● **Job**: Can you format the material from the line with "I need the location of every UI element. Format: name <box>x0" up to and including the line with "text-line: „Mer schenke" as a JSON list of strings, with one string per line and blank lines left out?

● **Recorded data**:
^^^^^^^^

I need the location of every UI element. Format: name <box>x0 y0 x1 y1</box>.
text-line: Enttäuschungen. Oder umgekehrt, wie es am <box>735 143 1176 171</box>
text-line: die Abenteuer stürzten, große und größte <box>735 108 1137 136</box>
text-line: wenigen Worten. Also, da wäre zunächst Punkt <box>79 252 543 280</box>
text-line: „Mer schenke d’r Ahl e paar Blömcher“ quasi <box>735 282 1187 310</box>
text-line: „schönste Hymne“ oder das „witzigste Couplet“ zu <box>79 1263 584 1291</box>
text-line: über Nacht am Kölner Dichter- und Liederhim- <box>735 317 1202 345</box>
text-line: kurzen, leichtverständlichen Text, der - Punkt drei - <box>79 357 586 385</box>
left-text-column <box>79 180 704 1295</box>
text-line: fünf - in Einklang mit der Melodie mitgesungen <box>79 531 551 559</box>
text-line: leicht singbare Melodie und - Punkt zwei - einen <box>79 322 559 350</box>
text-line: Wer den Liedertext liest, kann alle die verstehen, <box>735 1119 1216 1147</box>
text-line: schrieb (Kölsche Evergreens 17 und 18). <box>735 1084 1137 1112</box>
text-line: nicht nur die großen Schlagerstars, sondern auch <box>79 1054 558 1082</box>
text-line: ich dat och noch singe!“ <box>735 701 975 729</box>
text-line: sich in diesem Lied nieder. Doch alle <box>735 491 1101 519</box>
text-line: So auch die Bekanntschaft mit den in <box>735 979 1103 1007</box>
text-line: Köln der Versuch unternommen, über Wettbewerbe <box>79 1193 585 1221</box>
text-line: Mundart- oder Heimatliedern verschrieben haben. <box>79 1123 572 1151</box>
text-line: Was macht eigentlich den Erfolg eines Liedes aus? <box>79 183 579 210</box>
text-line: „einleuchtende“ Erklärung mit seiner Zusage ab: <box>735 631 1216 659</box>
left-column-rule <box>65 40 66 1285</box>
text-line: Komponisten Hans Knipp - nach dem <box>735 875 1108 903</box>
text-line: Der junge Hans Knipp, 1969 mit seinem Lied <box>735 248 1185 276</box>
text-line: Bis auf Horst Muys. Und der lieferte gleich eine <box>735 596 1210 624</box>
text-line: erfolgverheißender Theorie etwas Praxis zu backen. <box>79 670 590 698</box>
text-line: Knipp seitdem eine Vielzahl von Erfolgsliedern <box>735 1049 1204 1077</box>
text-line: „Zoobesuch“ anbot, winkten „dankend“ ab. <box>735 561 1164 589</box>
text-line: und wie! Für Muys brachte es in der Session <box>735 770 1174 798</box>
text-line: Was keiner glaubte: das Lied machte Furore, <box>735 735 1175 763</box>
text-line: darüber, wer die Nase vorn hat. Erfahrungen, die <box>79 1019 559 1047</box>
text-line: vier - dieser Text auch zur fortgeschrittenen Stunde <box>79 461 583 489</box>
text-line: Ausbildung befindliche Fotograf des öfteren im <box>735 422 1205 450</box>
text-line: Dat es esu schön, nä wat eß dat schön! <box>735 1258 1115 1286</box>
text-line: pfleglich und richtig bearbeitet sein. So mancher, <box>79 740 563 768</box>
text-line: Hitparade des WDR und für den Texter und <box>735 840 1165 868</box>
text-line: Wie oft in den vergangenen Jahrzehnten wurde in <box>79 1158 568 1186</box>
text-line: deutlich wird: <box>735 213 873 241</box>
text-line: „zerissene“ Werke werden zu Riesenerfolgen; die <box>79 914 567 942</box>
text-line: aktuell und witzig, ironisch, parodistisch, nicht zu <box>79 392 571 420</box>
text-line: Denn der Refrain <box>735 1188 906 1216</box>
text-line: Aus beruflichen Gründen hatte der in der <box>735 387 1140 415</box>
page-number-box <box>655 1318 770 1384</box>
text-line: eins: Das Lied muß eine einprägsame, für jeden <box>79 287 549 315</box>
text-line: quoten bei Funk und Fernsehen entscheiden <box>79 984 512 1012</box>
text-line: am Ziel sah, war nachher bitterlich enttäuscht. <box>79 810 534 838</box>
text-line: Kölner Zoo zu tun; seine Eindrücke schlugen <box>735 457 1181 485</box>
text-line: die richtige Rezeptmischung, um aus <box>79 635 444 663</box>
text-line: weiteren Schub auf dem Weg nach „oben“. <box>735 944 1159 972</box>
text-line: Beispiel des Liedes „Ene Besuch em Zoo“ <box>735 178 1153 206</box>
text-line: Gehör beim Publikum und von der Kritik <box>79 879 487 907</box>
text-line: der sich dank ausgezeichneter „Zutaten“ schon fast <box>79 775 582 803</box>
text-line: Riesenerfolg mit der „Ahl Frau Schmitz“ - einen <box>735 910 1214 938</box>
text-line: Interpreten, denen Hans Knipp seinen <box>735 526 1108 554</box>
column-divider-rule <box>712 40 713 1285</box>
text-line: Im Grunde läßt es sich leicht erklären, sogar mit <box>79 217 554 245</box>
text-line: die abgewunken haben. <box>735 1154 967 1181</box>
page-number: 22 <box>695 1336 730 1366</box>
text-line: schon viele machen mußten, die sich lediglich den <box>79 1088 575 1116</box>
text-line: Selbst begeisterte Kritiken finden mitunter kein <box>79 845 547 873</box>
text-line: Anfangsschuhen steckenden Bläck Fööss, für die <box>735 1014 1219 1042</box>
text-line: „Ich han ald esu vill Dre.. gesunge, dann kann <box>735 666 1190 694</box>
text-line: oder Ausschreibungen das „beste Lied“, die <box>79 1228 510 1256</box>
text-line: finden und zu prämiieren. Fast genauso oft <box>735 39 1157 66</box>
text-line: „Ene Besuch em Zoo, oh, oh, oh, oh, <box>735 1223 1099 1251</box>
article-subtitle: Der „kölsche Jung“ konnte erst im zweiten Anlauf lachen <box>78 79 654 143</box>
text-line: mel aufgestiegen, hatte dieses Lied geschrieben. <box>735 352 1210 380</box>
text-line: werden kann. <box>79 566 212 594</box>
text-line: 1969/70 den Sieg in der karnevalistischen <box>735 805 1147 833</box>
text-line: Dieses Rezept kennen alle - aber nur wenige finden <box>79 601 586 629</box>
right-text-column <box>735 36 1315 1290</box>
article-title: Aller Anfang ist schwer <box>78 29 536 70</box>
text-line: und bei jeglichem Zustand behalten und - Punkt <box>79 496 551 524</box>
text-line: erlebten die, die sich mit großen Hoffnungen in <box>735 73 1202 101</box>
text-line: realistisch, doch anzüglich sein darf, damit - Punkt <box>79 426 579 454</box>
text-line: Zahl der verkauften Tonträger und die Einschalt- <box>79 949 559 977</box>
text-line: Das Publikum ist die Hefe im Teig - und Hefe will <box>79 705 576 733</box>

^^^^^^^^

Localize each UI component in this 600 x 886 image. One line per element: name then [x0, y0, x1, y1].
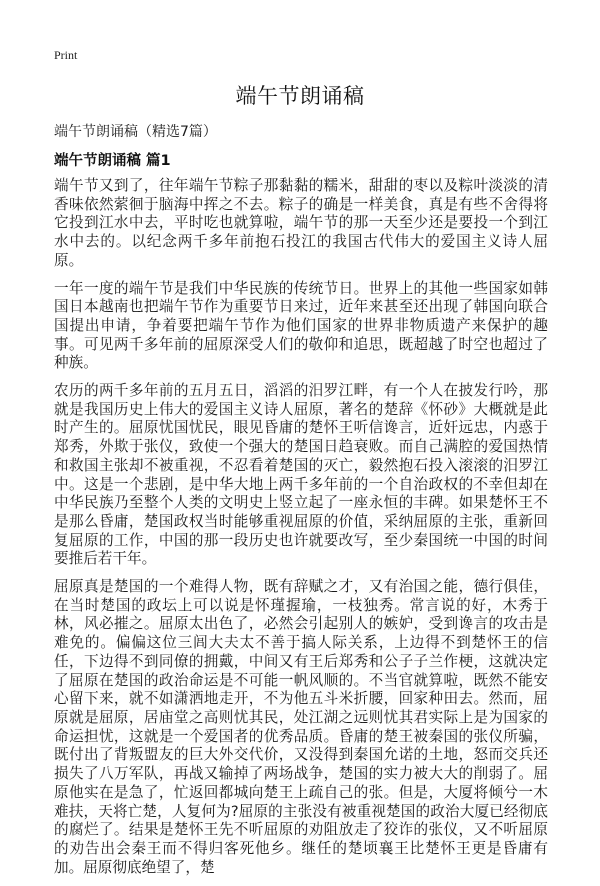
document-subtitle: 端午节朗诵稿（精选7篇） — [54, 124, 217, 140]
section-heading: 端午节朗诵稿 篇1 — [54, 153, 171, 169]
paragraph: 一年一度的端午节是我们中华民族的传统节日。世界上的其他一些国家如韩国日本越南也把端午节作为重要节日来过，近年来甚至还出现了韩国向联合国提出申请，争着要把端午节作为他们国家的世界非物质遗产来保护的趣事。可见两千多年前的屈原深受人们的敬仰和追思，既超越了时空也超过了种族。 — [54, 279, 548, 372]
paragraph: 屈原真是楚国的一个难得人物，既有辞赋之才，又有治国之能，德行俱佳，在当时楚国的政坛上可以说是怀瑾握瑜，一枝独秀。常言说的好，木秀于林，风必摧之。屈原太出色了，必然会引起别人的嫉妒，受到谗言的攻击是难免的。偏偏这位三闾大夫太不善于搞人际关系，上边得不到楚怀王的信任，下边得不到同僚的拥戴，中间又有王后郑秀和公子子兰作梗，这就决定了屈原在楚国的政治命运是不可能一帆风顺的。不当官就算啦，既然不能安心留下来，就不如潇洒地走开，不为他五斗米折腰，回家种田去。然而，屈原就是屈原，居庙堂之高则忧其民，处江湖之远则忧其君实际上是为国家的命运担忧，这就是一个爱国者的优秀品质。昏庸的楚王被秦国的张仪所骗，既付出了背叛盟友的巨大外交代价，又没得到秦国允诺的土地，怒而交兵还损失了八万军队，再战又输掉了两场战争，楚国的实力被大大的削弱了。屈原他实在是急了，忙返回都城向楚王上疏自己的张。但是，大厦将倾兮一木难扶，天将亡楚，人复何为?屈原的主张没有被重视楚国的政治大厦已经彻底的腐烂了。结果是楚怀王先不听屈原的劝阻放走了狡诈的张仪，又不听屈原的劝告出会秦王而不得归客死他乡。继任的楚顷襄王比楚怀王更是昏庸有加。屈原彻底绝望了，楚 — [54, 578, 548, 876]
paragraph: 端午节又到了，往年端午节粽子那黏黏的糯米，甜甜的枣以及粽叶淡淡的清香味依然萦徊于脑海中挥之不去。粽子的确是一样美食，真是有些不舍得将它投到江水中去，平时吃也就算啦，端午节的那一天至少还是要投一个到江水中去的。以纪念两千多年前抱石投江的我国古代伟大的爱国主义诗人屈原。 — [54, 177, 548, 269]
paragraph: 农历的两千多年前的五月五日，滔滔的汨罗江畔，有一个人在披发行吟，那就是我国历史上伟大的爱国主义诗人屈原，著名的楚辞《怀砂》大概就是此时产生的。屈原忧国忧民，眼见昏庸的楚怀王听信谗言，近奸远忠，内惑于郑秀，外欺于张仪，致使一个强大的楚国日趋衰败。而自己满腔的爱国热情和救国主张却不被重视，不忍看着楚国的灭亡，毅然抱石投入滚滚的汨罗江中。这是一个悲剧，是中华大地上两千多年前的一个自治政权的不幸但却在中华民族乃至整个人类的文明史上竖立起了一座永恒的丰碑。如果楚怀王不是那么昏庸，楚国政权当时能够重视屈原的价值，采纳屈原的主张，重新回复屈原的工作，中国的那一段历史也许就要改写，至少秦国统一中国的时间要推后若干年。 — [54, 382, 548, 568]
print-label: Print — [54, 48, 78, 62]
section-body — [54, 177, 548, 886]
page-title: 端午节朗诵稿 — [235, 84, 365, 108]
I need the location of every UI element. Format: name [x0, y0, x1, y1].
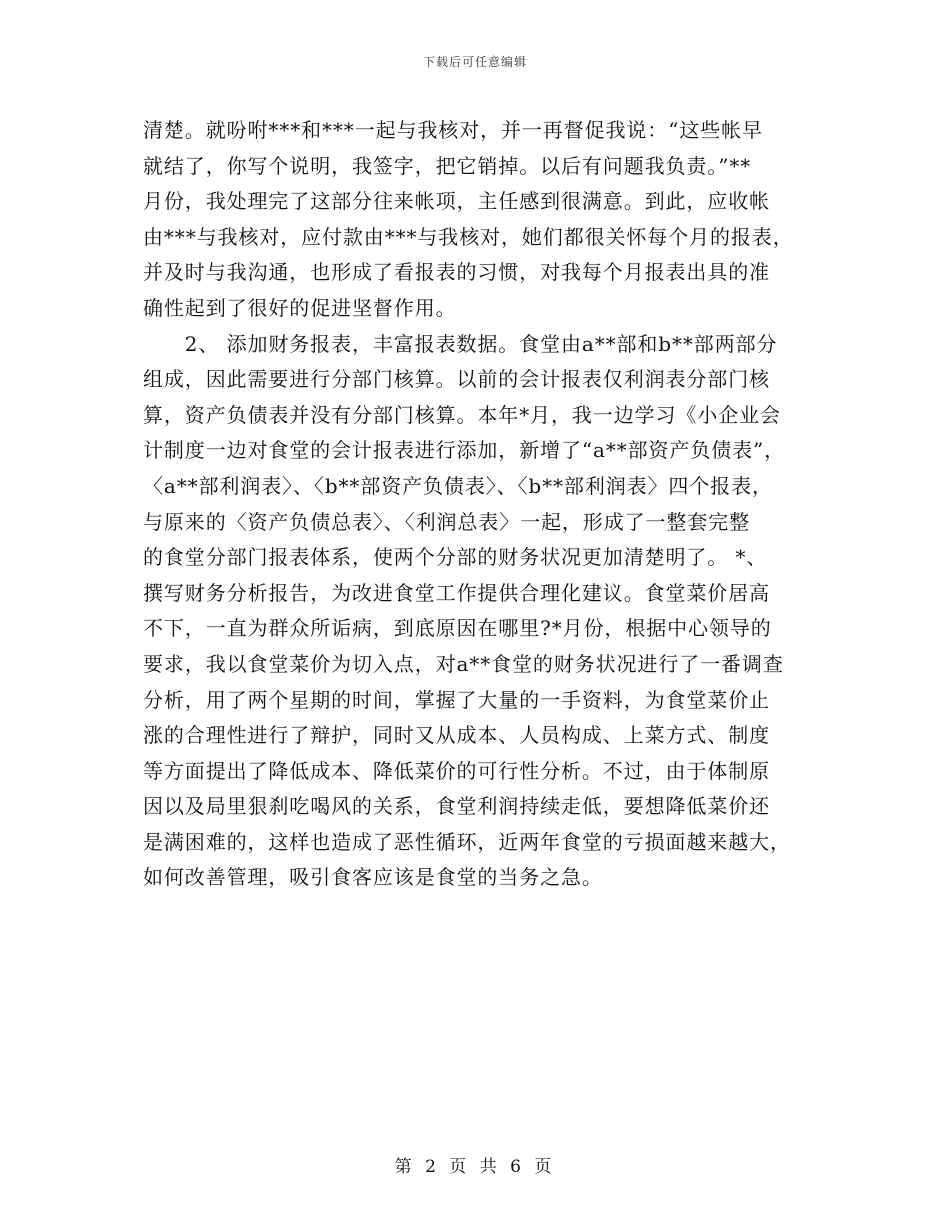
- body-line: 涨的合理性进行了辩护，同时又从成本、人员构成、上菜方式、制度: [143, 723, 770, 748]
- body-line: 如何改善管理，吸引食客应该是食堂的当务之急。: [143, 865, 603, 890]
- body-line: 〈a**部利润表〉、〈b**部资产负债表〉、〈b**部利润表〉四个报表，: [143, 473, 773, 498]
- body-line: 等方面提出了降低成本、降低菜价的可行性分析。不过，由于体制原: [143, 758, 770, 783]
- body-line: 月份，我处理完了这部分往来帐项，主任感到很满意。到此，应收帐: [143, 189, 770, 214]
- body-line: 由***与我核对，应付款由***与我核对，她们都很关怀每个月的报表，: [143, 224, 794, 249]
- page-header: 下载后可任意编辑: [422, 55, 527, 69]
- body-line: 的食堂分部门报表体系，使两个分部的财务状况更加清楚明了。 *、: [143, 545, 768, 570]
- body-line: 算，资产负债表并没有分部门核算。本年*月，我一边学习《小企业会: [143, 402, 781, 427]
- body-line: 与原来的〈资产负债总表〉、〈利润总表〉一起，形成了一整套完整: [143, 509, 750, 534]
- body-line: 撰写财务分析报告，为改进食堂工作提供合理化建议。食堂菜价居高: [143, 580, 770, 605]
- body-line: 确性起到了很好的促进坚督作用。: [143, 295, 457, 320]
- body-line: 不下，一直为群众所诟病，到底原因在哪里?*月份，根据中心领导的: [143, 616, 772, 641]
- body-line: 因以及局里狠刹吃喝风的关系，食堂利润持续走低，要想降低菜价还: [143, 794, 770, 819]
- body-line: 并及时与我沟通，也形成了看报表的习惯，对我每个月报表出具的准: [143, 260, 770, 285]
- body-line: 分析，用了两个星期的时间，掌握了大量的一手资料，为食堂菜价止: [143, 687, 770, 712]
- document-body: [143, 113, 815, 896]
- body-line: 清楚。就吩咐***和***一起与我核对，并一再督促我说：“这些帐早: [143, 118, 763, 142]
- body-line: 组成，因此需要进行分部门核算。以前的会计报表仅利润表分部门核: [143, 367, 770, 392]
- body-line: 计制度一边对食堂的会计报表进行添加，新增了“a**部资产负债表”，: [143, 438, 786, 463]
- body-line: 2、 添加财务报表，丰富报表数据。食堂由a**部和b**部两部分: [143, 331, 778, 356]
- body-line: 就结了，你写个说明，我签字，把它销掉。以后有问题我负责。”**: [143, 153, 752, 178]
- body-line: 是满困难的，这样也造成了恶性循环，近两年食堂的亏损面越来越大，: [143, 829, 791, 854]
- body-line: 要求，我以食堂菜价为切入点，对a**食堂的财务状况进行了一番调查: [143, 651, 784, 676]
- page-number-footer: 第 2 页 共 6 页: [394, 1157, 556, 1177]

^^^^^^^^

● **Response**:
[
  "I need the location of every UI element. Format: name <box>x0 y0 x1 y1</box>.",
  "text-line: Enttäuschungen. Oder umgekehrt, wie es am <box>735 143 1176 171</box>",
  "text-line: die Abenteuer stürzten, große und größte <box>735 108 1137 136</box>",
  "text-line: wenigen Worten. Also, da wäre zunächst Punkt <box>79 252 543 280</box>",
  "text-line: „Mer schenke d’r Ahl e paar Blömcher“ quasi <box>735 282 1187 310</box>"
]